▸ **Exercise**
Could every line of the data be printed exactly as it reads?

▸ **Stored items**
^^^^

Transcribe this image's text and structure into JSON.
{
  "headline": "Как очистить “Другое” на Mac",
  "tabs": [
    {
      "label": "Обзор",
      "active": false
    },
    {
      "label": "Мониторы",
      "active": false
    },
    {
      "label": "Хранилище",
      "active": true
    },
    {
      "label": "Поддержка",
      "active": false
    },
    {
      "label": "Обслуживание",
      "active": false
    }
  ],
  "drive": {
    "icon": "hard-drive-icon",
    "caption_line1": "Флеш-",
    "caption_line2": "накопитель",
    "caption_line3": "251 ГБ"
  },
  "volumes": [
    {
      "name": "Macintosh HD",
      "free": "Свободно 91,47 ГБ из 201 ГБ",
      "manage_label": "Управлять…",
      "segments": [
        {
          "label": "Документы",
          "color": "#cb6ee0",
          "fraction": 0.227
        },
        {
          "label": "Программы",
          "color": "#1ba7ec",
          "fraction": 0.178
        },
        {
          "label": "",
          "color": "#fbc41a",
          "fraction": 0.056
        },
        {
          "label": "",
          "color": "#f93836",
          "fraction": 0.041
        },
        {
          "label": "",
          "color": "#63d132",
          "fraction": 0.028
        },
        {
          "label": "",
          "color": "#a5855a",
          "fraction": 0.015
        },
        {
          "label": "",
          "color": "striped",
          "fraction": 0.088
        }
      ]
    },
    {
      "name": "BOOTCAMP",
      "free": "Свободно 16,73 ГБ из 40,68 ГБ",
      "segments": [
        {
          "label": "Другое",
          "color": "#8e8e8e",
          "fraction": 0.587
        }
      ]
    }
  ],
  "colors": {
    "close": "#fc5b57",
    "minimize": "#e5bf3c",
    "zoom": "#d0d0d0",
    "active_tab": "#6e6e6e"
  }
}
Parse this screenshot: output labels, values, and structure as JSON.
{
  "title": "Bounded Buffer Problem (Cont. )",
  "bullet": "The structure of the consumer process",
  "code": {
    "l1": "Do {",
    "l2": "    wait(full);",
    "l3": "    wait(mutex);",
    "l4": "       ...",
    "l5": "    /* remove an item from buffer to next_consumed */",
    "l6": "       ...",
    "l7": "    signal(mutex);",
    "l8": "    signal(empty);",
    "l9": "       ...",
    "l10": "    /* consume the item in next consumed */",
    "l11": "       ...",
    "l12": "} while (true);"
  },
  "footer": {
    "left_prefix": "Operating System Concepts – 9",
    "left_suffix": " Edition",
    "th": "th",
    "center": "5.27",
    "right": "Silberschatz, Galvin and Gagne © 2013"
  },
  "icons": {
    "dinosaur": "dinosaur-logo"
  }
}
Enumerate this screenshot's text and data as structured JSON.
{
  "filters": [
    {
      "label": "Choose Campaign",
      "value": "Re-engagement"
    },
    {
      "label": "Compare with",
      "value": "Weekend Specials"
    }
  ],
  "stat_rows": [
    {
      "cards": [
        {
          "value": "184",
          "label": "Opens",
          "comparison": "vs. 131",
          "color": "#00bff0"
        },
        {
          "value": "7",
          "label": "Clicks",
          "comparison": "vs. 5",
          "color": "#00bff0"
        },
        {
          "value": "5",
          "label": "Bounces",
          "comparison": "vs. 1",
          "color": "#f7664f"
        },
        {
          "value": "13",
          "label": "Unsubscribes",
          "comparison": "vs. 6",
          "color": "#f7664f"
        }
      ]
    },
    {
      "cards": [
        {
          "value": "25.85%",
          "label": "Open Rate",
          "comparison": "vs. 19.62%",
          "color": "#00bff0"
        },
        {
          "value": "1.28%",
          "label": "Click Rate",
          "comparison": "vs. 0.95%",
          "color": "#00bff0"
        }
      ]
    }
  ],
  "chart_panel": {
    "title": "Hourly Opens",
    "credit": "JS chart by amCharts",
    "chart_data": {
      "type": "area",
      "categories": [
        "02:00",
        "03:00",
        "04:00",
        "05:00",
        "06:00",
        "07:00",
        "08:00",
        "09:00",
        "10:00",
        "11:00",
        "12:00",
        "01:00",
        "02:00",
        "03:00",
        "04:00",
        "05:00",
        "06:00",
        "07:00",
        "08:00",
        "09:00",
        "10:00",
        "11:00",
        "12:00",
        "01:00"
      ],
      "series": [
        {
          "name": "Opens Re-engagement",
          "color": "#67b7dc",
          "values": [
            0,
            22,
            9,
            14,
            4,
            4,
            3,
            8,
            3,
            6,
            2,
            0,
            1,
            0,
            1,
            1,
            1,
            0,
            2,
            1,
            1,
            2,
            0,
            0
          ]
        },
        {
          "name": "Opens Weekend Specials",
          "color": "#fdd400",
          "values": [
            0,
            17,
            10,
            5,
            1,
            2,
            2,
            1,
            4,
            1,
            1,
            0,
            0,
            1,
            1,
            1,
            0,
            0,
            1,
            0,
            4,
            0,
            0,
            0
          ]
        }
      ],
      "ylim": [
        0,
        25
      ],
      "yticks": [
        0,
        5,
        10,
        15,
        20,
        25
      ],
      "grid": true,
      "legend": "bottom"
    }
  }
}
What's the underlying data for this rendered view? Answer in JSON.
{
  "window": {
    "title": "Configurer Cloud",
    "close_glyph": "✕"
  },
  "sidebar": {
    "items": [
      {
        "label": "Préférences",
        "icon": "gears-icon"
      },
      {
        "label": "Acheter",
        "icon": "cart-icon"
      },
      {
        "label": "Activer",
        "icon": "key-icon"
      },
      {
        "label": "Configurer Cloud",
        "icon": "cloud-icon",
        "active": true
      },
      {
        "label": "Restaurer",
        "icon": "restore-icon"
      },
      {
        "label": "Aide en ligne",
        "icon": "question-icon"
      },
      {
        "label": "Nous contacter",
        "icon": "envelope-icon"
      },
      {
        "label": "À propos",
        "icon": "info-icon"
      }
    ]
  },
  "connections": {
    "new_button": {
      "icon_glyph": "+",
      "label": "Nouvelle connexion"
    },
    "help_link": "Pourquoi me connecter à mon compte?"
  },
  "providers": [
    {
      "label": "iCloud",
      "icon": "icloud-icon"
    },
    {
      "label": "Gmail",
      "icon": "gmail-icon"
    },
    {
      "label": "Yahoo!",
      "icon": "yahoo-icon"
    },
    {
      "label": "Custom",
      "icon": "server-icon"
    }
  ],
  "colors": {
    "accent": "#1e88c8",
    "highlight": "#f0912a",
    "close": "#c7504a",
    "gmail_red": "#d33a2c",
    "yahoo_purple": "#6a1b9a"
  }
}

^^^^

▸ **Answer to this problem**
Transcribe this image's text and structure into JSON.
{
  "headline": "Как очистить “Другое” на Mac",
  "tabs": [
    {
      "label": "Обзор",
      "active": false
    },
    {
      "label": "Мониторы",
      "active": false
    },
    {
      "label": "Хранилище",
      "active": true
    },
    {
      "label": "Поддержка",
      "active": false
    },
    {
      "label": "Обслуживание",
      "active": false
    }
  ],
  "drive": {
    "icon": "hard-drive-icon",
    "caption_line1": "Флеш-",
    "caption_line2": "накопитель",
    "caption_line3": "251 ГБ"
  },
  "volumes": [
    {
      "name": "Macintosh HD",
      "free": "Свободно 91,47 ГБ из 201 ГБ",
      "manage_label": "Управлять…",
      "segments": [
        {
          "label": "Документы",
          "color": "#cb6ee0",
          "fraction": 0.227
        },
        {
          "label": "Программы",
          "color": "#1ba7ec",
          "fraction": 0.178
        },
        {
          "label": "",
          "color": "#fbc41a",
          "fraction": 0.056
        },
        {
          "label": "",
          "color": "#f93836",
          "fraction": 0.041
        },
        {
          "label": "",
          "color": "#63d132",
          "fraction": 0.028
        },
        {
          "label": "",
          "color": "#a5855a",
          "fraction": 0.015
        },
        {
          "label": "",
          "color": "striped",
          "fraction": 0.088
        }
      ]
    },
    {
      "name": "BOOTCAMP",
      "free": "Свободно 16,73 ГБ из 40,68 ГБ",
      "segments": [
        {
          "label": "Другое",
          "color": "#8e8e8e",
          "fraction": 0.587
        }
      ]
    }
  ],
  "colors": {
    "close": "#fc5b57",
    "minimize": "#e5bf3c",
    "zoom": "#d0d0d0",
    "active_tab": "#6e6e6e"
  }
}
Parse this screenshot: output labels, values, and structure as JSON.
{
  "title": "Bounded Buffer Problem (Cont. )",
  "bullet": "The structure of the consumer process",
  "code": {
    "l1": "Do {",
    "l2": "    wait(full);",
    "l3": "    wait(mutex);",
    "l4": "       ...",
    "l5": "    /* remove an item from buffer to next_consumed */",
    "l6": "       ...",
    "l7": "    signal(mutex);",
    "l8": "    signal(empty);",
    "l9": "       ...",
    "l10": "    /* consume the item in next consumed */",
    "l11": "       ...",
    "l12": "} while (true);"
  },
  "footer": {
    "left_prefix": "Operating System Concepts – 9",
    "left_suffix": " Edition",
    "th": "th",
    "center": "5.27",
    "right": "Silberschatz, Galvin and Gagne © 2013"
  },
  "icons": {
    "dinosaur": "dinosaur-logo"
  }
}
Enumerate this screenshot's text and data as structured JSON.
{
  "filters": [
    {
      "label": "Choose Campaign",
      "value": "Re-engagement"
    },
    {
      "label": "Compare with",
      "value": "Weekend Specials"
    }
  ],
  "stat_rows": [
    {
      "cards": [
        {
          "value": "184",
          "label": "Opens",
          "comparison": "vs. 131",
          "color": "#00bff0"
        },
        {
          "value": "7",
          "label": "Clicks",
          "comparison": "vs. 5",
          "color": "#00bff0"
        },
        {
          "value": "5",
          "label": "Bounces",
          "comparison": "vs. 1",
          "color": "#f7664f"
        },
        {
          "value": "13",
          "label": "Unsubscribes",
          "comparison": "vs. 6",
          "color": "#f7664f"
        }
      ]
    },
    {
      "cards": [
        {
          "value": "25.85%",
          "label": "Open Rate",
          "comparison": "vs. 19.62%",
          "color": "#00bff0"
        },
        {
          "value": "1.28%",
          "label": "Click Rate",
          "comparison": "vs. 0.95%",
          "color": "#00bff0"
        }
      ]
    }
  ],
  "chart_panel": {
    "title": "Hourly Opens",
    "credit": "JS chart by amCharts",
    "chart_data": {
      "type": "area",
      "categories": [
        "02:00",
        "03:00",
        "04:00",
        "05:00",
        "06:00",
        "07:00",
        "08:00",
        "09:00",
        "10:00",
        "11:00",
        "12:00",
        "01:00",
        "02:00",
        "03:00",
        "04:00",
        "05:00",
        "06:00",
        "07:00",
        "08:00",
        "09:00",
        "10:00",
        "11:00",
        "12:00",
        "01:00"
      ],
      "series": [
        {
          "name": "Opens Re-engagement",
          "color": "#67b7dc",
          "values": [
            0,
            22,
            9,
            14,
            4,
            4,
            3,
            8,
            3,
            6,
            2,
            0,
            1,
            0,
            1,
            1,
            1,
            0,
            2,
            1,
            1,
            2,
            0,
            0
          ]
        },
        {
          "name": "Opens Weekend Specials",
          "color": "#fdd400",
          "values": [
            0,
            17,
            10,
            5,
            1,
            2,
            2,
            1,
            4,
            1,
            1,
            0,
            0,
            1,
            1,
            1,
            0,
            0,
            1,
            0,
            4,
            0,
            0,
            0
          ]
        }
      ],
      "ylim": [
        0,
        25
      ],
      "yticks": [
        0,
        5,
        10,
        15,
        20,
        25
      ],
      "grid": true,
      "legend": "bottom"
    }
  }
}
What's the underlying data for this rendered view? Answer in JSON.
{
  "window": {
    "title": "Configurer Cloud",
    "close_glyph": "✕"
  },
  "sidebar": {
    "items": [
      {
        "label": "Préférences",
        "icon": "gears-icon"
      },
      {
        "label": "Acheter",
        "icon": "cart-icon"
      },
      {
        "label": "Activer",
        "icon": "key-icon"
      },
      {
        "label": "Configurer Cloud",
        "icon": "cloud-icon",
        "active": true
      },
      {
        "label": "Restaurer",
        "icon": "restore-icon"
      },
      {
        "label": "Aide en ligne",
        "icon": "question-icon"
      },
      {
        "label": "Nous contacter",
        "icon": "envelope-icon"
      },
      {
        "label": "À propos",
        "icon": "info-icon"
      }
    ]
  },
  "connections": {
    "new_button": {
      "icon_glyph": "+",
      "label": "Nouvelle connexion"
    },
    "help_link": "Pourquoi me connecter à mon compte?"
  },
  "providers": [
    {
      "label": "iCloud",
      "icon": "icloud-icon"
    },
    {
      "label": "Gmail",
      "icon": "gmail-icon"
    },
    {
      "label": "Yahoo!",
      "icon": "yahoo-icon"
    },
    {
      "label": "Custom",
      "icon": "server-icon"
    }
  ],
  "colors": {
    "accent": "#1e88c8",
    "highlight": "#f0912a",
    "close": "#c7504a",
    "gmail_red": "#d33a2c",
    "yahoo_purple": "#6a1b9a"
  }
}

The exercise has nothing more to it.